___ Given data
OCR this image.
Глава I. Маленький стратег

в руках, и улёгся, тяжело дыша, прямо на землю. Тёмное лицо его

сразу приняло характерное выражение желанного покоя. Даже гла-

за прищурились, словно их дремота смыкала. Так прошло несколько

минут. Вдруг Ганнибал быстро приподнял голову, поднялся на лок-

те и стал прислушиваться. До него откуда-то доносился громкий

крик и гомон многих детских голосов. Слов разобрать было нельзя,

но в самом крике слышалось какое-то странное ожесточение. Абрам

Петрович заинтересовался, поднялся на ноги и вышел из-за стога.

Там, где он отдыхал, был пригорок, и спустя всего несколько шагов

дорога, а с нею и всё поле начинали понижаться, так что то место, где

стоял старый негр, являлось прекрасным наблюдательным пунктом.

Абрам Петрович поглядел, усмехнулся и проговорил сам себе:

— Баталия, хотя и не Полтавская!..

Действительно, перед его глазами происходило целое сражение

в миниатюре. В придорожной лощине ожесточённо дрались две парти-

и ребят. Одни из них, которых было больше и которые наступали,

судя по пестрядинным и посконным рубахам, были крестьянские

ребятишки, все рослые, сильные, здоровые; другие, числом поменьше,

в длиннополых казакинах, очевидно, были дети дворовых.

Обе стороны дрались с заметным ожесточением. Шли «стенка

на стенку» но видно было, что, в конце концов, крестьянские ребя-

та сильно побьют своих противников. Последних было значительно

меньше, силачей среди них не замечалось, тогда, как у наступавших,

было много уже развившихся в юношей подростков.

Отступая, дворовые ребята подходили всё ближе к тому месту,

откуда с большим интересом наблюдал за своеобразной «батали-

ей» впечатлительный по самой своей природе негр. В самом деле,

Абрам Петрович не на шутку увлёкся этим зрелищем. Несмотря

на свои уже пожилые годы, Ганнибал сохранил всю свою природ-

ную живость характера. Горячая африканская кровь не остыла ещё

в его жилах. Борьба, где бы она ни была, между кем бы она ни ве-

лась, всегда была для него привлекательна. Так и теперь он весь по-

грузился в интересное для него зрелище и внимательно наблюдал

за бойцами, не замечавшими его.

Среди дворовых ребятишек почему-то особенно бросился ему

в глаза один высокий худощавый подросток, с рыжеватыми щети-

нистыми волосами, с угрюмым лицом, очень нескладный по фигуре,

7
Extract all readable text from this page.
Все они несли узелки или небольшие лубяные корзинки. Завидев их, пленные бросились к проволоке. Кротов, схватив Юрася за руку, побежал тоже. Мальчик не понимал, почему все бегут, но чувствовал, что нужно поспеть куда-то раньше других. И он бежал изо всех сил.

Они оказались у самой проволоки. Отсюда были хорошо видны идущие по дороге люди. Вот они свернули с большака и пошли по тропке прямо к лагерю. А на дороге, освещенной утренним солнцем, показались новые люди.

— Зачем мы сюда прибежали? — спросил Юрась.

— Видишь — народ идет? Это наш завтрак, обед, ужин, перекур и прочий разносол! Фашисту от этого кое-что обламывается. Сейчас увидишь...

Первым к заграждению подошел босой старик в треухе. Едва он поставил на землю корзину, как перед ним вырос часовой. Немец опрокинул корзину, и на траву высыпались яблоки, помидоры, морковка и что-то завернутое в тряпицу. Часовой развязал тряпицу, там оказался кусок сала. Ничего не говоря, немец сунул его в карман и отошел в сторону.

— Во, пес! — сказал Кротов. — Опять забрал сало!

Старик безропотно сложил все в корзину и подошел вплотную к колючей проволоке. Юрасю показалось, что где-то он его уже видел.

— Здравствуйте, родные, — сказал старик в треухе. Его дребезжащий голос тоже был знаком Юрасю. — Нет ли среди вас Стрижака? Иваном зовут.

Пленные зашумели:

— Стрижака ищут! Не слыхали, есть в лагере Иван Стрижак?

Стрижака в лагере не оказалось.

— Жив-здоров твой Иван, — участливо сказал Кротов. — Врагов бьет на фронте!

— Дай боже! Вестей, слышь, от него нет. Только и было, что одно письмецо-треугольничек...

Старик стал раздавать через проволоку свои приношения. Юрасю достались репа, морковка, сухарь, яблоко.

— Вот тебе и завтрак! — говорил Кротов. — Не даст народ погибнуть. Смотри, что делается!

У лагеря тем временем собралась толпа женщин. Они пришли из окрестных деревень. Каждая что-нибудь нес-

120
______
→ **Instruction**
Pick every line with "Стрижака" in it and copy it.

→ **Output**
— Здравствуйте, родные, — сказал старик в треухе. Его дребезжащий голос тоже был знаком Юрасю. — Нет ли среди вас Стрижака? Иваном зовут.
— Стрижака ищут! Не слыхали, есть в лагере Иван Стрижак?
Стрижака в лагере не оказалось.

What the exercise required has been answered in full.